#### Input records ####

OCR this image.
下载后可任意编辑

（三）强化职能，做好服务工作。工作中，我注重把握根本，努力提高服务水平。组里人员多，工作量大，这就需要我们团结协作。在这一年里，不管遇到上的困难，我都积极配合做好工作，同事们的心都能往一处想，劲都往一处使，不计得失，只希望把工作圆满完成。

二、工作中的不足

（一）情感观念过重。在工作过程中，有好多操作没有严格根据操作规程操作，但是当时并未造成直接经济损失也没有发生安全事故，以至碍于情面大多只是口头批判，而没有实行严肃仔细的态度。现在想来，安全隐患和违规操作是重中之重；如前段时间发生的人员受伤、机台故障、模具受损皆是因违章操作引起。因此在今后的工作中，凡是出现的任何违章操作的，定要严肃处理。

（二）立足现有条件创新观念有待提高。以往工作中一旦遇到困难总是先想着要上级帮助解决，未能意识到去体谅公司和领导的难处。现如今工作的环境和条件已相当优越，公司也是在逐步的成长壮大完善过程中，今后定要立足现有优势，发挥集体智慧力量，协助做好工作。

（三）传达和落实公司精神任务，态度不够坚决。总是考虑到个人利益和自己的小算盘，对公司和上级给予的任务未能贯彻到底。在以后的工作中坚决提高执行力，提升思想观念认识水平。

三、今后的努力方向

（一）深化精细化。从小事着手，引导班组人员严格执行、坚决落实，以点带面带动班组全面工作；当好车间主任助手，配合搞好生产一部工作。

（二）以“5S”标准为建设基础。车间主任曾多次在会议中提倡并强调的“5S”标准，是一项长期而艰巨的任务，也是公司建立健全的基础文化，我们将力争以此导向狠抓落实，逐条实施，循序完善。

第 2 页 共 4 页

####

-- Instructions to follow --
Extract all of the data exactly as written.

-- Response to the task --
OCR this image.
下载后可任意编辑

（三）强化职能，做好服务工作。工作中，我注重把握根本，努力提高服务水平。组里人员多，工作量大，这就需要我们团结协作。在这一年里，不管遇到上的困难，我都积极配合做好工作，同事们的心都能往一处想，劲都往一处使，不计得失，只希望把工作圆满完成。

二、工作中的不足

（一）情感观念过重。在工作过程中，有好多操作没有严格根据操作规程操作，但是当时并未造成直接经济损失也没有发生安全事故，以至碍于情面大多只是口头批判，而没有实行严肃仔细的态度。现在想来，安全隐患和违规操作是重中之重；如前段时间发生的人员受伤、机台故障、模具受损皆是因违章操作引起。因此在今后的工作中，凡是出现的任何违章操作的，定要严肃处理。

（二）立足现有条件创新观念有待提高。以往工作中一旦遇到困难总是先想着要上级帮助解决，未能意识到去体谅公司和领导的难处。现如今工作的环境和条件已相当优越，公司也是在逐步的成长壮大完善过程中，今后定要立足现有优势，发挥集体智慧力量，协助做好工作。

（三）传达和落实公司精神任务，态度不够坚决。总是考虑到个人利益和自己的小算盘，对公司和上级给予的任务未能贯彻到底。在以后的工作中坚决提高执行力，提升思想观念认识水平。

三、今后的努力方向

（一）深化精细化。从小事着手，引导班组人员严格执行、坚决落实，以点带面带动班组全面工作；当好车间主任助手，配合搞好生产一部工作。

（二）以“5S”标准为建设基础。车间主任曾多次在会议中提倡并强调的“5S”标准，是一项长期而艰巨的任务，也是公司建立健全的基础文化，我们将力争以此导向狠抓落实，逐条实施，循序完善。

第 2 页 共 4 页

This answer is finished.